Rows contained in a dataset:
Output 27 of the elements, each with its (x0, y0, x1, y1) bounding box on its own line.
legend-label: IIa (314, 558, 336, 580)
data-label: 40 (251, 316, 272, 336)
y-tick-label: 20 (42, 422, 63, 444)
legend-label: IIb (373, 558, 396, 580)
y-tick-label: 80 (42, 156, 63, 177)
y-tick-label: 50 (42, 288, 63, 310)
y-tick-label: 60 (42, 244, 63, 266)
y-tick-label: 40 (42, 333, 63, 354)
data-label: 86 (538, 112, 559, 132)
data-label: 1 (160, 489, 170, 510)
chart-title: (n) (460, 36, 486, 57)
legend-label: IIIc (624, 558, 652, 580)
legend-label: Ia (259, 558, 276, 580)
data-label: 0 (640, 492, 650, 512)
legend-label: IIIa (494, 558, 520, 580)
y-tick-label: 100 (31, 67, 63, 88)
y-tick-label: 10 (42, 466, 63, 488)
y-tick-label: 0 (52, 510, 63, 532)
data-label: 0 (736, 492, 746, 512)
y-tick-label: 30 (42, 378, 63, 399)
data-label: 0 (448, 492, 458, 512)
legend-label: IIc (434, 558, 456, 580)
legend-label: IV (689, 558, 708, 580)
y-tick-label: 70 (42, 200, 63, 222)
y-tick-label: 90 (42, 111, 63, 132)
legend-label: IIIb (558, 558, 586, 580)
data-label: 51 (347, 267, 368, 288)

The problem.
Reproduce each of the rows above verbatim, line for line.

Complete output.
Output 27 of the elements, each with its (x0, y0, x1, y1) bounding box on its own line.
legend-label: IIa (314, 558, 336, 580)
data-label: 40 (251, 316, 272, 336)
y-tick-label: 20 (42, 422, 63, 444)
legend-label: IIb (373, 558, 396, 580)
y-tick-label: 80 (42, 156, 63, 177)
y-tick-label: 50 (42, 288, 63, 310)
y-tick-label: 60 (42, 244, 63, 266)
y-tick-label: 40 (42, 333, 63, 354)
data-label: 86 (538, 112, 559, 132)
data-label: 1 (160, 489, 170, 510)
chart-title: (n) (460, 36, 486, 57)
legend-label: IIIc (624, 558, 652, 580)
legend-label: Ia (259, 558, 276, 580)
data-label: 0 (640, 492, 650, 512)
legend-label: IIIa (494, 558, 520, 580)
y-tick-label: 100 (31, 67, 63, 88)
y-tick-label: 10 (42, 466, 63, 488)
y-tick-label: 0 (52, 510, 63, 532)
data-label: 0 (736, 492, 746, 512)
y-tick-label: 30 (42, 378, 63, 399)
data-label: 0 (448, 492, 458, 512)
legend-label: IIc (434, 558, 456, 580)
legend-label: IV (689, 558, 708, 580)
y-tick-label: 70 (42, 200, 63, 222)
y-tick-label: 90 (42, 111, 63, 132)
legend-label: IIIb (558, 558, 586, 580)
data-label: 51 (347, 267, 368, 288)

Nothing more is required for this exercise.